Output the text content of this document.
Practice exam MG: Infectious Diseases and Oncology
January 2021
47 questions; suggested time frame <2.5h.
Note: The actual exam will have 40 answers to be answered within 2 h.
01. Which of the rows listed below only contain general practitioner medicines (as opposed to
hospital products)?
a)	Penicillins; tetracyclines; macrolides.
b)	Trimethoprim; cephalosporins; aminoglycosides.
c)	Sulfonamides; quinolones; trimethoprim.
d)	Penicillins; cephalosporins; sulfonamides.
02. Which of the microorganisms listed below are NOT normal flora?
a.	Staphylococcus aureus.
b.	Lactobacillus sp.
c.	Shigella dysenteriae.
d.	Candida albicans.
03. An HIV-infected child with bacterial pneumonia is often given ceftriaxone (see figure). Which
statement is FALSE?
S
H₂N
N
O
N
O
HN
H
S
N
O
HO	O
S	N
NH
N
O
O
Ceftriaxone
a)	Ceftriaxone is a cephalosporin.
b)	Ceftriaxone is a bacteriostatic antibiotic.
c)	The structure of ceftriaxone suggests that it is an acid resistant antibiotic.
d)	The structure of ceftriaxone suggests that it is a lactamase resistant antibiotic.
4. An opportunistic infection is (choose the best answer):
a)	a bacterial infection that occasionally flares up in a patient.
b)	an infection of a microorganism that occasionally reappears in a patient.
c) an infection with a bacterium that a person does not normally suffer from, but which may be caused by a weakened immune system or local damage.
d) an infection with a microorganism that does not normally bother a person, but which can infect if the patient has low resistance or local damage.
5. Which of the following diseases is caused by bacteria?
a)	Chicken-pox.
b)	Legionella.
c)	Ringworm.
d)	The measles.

§ **Work item**: The material should be transcribed in full, character for character.

§ **Finished exercise**:
Output the text content of this document.
Practice exam MG: Infectious Diseases and Oncology
January 2021
47 questions; suggested time frame <2.5h.
Note: The actual exam will have 40 answers to be answered within 2 h.
01. Which of the rows listed below only contain general practitioner medicines (as opposed to
hospital products)?
a)	Penicillins; tetracyclines; macrolides.
b)	Trimethoprim; cephalosporins; aminoglycosides.
c)	Sulfonamides; quinolones; trimethoprim.
d)	Penicillins; cephalosporins; sulfonamides.
02. Which of the microorganisms listed below are NOT normal flora?
a.	Staphylococcus aureus.
b.	Lactobacillus sp.
c.	Shigella dysenteriae.
d.	Candida albicans.
03. An HIV-infected child with bacterial pneumonia is often given ceftriaxone (see figure). Which
statement is FALSE?
S
H₂N
N
O
N
O
HN
H
S
N
O
HO	O
S	N
NH
N
O
O
Ceftriaxone
a)	Ceftriaxone is a cephalosporin.
b)	Ceftriaxone is a bacteriostatic antibiotic.
c)	The structure of ceftriaxone suggests that it is an acid resistant antibiotic.
d)	The structure of ceftriaxone suggests that it is a lactamase resistant antibiotic.
4. An opportunistic infection is (choose the best answer):
a)	a bacterial infection that occasionally flares up in a patient.
b)	an infection of a microorganism that occasionally reappears in a patient.
c) an infection with a bacterium that a person does not normally suffer from, but which may be caused by a weakened immune system or local damage.
d) an infection with a microorganism that does not normally bother a person, but which can infect if the patient has low resistance or local damage.
5. Which of the following diseases is caused by bacteria?
a)	Chicken-pox.
b)	Legionella.
c)	Ringworm.
d)	The measles.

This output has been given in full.